[Stored data]

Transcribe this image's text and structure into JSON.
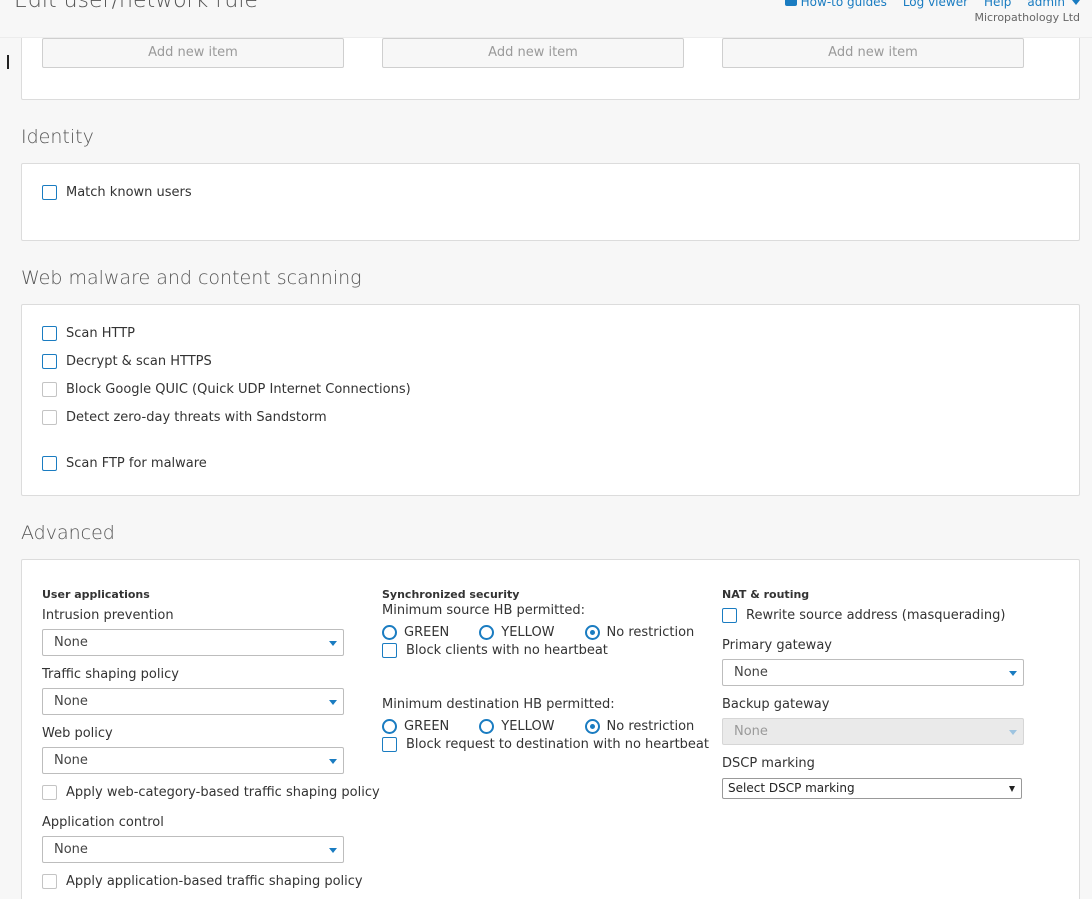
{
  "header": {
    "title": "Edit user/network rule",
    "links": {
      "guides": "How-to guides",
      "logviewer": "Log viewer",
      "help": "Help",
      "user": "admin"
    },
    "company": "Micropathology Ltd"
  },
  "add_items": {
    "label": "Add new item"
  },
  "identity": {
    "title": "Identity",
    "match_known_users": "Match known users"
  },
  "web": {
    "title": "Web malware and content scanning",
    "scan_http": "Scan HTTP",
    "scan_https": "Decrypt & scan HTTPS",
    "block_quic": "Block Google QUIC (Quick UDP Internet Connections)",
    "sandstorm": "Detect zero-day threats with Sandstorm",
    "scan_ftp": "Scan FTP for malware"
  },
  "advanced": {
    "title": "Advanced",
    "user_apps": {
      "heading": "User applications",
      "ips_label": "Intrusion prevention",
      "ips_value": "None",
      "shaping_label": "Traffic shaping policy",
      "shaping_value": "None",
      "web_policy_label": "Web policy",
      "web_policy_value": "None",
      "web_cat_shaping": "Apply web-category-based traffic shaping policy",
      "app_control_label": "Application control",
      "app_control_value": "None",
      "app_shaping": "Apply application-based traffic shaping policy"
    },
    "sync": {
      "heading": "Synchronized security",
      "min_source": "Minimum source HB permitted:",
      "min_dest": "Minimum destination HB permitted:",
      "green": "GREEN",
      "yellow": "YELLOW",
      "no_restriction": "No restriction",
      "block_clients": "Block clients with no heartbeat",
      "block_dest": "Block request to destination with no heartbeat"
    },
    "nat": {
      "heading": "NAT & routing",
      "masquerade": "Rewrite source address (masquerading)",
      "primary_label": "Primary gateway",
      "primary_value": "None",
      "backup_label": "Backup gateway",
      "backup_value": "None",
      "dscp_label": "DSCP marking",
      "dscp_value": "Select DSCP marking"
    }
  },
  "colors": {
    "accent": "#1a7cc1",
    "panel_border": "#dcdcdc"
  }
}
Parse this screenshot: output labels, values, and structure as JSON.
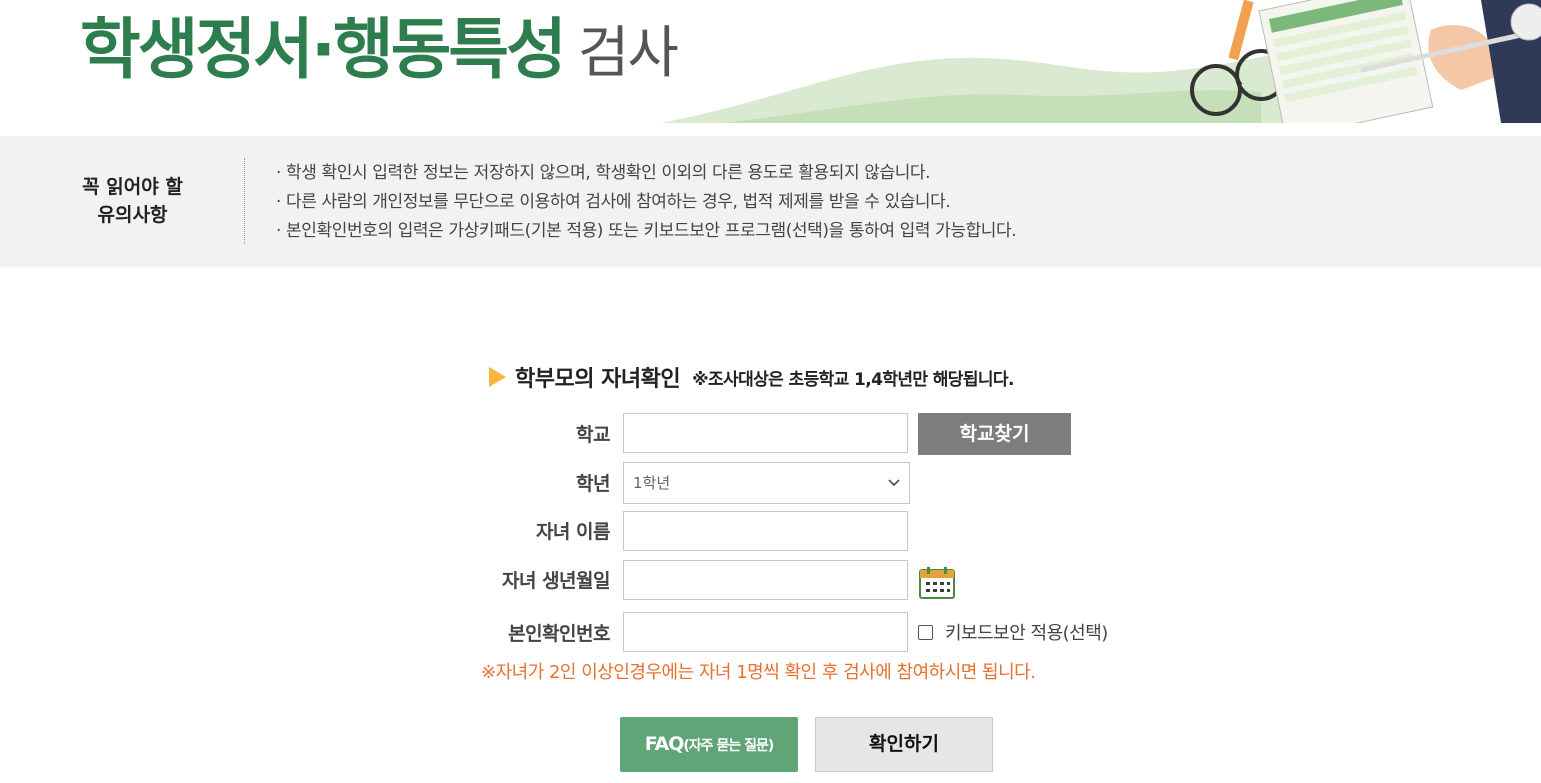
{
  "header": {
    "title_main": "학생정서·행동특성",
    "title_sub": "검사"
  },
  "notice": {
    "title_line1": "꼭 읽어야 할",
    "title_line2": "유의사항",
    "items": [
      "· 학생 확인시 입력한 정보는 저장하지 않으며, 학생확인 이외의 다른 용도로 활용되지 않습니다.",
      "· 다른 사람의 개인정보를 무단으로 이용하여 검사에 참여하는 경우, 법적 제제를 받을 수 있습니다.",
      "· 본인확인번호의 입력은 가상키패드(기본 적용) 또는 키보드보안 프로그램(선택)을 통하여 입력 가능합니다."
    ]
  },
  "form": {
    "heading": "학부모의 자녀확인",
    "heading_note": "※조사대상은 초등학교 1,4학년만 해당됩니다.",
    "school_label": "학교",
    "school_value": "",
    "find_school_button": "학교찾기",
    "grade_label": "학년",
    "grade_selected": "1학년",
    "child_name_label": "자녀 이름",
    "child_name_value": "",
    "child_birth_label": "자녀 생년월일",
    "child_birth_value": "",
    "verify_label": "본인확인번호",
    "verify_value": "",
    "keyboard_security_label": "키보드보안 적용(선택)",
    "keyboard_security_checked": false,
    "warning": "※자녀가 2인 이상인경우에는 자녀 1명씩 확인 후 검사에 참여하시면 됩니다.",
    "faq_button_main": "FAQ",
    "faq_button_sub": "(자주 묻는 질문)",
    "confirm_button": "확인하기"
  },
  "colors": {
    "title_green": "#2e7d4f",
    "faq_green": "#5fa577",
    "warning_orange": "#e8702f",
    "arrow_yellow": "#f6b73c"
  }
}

§ TO BE DONE
Every line holding "Minimum" should be copied out.

§ ANSWER TO THE TASK
      "min_source": "Minimum source HB permitted:",
      "min_dest": "Minimum destination HB permitted:",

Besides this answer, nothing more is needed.